— start RECORDS FOR THE EXERCISE —

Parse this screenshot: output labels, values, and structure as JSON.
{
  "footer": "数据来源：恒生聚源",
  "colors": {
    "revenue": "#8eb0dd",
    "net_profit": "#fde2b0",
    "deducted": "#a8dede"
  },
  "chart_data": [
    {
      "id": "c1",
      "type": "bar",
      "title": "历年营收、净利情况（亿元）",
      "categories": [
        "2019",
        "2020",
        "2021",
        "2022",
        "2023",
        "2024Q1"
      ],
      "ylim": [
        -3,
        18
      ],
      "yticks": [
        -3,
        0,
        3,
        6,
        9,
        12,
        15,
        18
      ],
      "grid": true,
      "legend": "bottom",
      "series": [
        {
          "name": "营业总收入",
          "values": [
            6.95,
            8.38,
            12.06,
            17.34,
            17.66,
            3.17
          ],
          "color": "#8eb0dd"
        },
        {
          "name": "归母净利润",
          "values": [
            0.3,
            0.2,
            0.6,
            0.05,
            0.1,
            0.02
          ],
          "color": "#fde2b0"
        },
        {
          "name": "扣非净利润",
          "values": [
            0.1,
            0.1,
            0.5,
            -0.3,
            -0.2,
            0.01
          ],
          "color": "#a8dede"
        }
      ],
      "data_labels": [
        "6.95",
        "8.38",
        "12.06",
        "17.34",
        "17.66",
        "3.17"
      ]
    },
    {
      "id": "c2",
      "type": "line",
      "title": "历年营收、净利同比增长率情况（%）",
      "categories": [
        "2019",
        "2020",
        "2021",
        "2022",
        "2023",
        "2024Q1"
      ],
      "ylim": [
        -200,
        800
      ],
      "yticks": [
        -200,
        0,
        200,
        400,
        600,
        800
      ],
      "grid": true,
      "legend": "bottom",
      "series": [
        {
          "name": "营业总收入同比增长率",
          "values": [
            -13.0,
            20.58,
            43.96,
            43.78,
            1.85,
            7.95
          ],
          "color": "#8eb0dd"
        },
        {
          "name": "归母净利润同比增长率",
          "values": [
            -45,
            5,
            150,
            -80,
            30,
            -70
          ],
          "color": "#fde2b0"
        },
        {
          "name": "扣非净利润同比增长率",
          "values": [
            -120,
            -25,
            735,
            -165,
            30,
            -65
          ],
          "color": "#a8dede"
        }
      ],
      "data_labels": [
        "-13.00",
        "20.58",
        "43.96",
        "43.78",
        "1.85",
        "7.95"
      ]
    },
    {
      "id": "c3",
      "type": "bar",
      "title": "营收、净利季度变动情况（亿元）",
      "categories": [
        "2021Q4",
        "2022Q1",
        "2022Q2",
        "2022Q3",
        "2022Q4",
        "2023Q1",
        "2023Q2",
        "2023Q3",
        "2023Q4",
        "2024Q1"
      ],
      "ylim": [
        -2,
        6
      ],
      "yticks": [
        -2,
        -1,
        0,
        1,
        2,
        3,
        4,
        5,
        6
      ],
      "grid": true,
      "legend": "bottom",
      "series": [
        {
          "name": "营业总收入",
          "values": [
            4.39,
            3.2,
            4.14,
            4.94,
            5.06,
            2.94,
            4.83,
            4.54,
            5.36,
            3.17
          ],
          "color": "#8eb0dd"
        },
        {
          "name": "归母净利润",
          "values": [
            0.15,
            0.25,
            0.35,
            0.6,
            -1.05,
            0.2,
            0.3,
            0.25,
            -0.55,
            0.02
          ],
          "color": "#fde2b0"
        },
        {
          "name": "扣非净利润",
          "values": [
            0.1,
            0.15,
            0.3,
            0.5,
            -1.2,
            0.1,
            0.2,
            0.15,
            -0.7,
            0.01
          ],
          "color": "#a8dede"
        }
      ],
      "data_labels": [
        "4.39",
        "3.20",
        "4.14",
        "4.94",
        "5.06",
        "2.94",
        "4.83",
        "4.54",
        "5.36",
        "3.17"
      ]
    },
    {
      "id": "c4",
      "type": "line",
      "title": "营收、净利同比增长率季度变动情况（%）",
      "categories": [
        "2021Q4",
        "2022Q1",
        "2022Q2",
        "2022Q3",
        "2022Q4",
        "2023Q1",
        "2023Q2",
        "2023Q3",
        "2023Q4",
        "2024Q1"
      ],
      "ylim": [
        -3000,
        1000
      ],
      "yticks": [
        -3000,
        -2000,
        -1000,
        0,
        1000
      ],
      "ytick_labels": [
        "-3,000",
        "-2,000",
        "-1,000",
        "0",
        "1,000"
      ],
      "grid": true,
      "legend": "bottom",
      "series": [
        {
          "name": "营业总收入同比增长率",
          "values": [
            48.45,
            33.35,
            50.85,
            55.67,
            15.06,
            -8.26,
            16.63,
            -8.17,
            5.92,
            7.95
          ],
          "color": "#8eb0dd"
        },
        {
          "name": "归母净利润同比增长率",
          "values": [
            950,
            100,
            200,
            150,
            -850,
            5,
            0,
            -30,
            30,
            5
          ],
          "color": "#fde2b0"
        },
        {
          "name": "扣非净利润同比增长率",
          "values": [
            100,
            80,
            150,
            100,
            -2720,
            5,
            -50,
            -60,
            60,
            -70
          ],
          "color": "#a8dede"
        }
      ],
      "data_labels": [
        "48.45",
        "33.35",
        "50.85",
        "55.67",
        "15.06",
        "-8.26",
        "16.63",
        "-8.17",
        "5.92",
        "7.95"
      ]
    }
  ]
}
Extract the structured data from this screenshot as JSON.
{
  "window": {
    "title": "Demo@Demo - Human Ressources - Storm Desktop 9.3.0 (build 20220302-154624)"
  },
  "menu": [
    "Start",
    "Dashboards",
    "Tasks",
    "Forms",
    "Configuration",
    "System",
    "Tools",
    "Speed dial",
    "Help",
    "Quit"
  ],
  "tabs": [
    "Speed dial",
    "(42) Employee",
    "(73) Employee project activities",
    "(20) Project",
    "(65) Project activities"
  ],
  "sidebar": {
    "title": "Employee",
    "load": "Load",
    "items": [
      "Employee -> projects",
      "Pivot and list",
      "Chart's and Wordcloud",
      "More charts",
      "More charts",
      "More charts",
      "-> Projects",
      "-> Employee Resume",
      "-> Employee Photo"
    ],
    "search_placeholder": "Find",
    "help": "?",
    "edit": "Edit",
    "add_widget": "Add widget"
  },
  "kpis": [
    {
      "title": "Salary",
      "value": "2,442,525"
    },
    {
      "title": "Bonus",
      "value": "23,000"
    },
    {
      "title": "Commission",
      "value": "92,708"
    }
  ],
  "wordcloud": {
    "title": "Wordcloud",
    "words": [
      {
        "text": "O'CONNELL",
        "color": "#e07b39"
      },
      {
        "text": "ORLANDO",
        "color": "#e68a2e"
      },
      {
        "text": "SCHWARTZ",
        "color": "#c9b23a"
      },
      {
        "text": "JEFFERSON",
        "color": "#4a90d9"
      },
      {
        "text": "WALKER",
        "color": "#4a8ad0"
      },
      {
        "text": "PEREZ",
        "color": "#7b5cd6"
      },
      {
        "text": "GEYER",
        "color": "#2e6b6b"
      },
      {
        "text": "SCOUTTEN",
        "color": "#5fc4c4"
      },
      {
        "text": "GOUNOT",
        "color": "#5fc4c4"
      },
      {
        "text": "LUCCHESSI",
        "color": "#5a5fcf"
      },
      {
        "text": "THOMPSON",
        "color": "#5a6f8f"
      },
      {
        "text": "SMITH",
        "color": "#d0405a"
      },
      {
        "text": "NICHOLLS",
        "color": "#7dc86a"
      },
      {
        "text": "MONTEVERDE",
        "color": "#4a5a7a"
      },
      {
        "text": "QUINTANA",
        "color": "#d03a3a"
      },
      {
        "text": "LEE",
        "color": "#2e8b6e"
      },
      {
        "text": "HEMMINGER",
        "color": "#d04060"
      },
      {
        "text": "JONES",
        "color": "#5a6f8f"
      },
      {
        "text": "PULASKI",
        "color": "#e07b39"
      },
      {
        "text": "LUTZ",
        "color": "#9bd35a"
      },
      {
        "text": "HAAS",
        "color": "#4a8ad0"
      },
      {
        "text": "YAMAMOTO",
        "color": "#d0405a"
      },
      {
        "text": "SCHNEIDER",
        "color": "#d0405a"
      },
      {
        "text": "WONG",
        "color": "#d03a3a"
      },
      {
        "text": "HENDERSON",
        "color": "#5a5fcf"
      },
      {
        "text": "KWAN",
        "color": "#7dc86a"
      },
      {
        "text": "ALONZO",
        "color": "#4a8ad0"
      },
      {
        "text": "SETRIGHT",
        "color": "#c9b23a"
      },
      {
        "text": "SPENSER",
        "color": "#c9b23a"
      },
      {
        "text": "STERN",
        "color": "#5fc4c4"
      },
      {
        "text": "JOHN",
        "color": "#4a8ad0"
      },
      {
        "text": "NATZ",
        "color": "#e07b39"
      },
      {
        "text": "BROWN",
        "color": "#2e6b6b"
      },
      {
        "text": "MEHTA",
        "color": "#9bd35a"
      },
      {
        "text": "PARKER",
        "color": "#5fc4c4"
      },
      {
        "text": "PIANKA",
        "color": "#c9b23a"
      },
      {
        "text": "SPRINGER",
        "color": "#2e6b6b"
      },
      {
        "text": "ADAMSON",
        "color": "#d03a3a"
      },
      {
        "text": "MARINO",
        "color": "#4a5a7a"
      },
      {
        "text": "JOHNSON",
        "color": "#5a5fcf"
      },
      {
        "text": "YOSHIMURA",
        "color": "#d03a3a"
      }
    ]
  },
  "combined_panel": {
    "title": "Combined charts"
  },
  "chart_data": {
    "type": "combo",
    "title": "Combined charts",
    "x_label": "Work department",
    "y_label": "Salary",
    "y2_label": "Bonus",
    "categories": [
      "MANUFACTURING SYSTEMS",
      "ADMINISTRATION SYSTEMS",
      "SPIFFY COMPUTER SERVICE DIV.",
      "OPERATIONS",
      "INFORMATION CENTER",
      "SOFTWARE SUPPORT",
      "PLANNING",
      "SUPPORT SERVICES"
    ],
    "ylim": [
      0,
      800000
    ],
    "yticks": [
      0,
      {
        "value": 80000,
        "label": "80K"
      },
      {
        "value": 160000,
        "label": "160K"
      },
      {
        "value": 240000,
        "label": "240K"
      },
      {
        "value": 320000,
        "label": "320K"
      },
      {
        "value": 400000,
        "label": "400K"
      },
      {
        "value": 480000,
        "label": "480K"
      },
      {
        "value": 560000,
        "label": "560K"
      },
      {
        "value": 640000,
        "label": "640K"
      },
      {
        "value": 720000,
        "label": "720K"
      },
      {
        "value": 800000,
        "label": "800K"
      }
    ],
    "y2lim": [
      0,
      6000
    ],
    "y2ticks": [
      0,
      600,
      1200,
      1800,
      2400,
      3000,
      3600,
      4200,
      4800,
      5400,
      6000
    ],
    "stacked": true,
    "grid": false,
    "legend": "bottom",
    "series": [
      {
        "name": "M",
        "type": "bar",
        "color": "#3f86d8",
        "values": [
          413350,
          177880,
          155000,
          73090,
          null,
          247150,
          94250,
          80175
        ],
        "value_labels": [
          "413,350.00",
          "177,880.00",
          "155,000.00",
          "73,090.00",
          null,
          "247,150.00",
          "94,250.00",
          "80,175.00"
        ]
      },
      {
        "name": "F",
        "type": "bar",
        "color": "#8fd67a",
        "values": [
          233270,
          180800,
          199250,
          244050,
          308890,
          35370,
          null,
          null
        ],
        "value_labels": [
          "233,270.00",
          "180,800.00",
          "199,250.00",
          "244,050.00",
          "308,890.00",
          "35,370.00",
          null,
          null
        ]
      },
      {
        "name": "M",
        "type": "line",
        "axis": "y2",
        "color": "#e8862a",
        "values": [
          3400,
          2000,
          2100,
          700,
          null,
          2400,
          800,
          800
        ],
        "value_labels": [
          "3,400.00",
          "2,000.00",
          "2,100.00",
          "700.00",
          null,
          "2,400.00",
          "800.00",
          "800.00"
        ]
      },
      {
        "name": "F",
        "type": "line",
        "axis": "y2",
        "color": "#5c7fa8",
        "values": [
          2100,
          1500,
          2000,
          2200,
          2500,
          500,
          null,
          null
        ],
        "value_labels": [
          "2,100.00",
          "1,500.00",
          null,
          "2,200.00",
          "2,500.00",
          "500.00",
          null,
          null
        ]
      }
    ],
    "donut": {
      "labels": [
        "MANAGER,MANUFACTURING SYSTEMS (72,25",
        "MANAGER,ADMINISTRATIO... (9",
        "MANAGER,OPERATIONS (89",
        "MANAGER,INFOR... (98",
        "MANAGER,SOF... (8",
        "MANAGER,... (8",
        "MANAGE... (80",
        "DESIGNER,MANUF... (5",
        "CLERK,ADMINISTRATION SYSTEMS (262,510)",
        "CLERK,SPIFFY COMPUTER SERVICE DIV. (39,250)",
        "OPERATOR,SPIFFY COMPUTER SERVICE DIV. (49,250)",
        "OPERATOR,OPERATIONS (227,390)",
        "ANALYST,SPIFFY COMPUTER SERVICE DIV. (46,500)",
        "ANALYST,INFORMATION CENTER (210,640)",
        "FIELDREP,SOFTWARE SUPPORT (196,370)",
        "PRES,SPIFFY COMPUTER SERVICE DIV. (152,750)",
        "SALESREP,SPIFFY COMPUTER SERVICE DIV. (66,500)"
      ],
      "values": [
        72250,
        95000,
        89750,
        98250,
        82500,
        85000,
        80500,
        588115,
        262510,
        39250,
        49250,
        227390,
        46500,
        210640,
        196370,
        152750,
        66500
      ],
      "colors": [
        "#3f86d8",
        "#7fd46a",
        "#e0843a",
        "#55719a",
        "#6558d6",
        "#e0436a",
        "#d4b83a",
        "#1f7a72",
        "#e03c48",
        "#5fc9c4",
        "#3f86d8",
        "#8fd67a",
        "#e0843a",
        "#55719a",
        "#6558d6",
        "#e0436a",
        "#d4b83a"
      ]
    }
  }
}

— end RECORDS FOR THE EXERCISE —

INSTRUCTIONS FOR THE TASK: Search the data for the word "CENTER" and copy each line where it appears.

SOLUTION TO THIS PROBLEM:
      "INFORMATION CENTER",
        "ANALYST,INFORMATION CENTER (210,640)",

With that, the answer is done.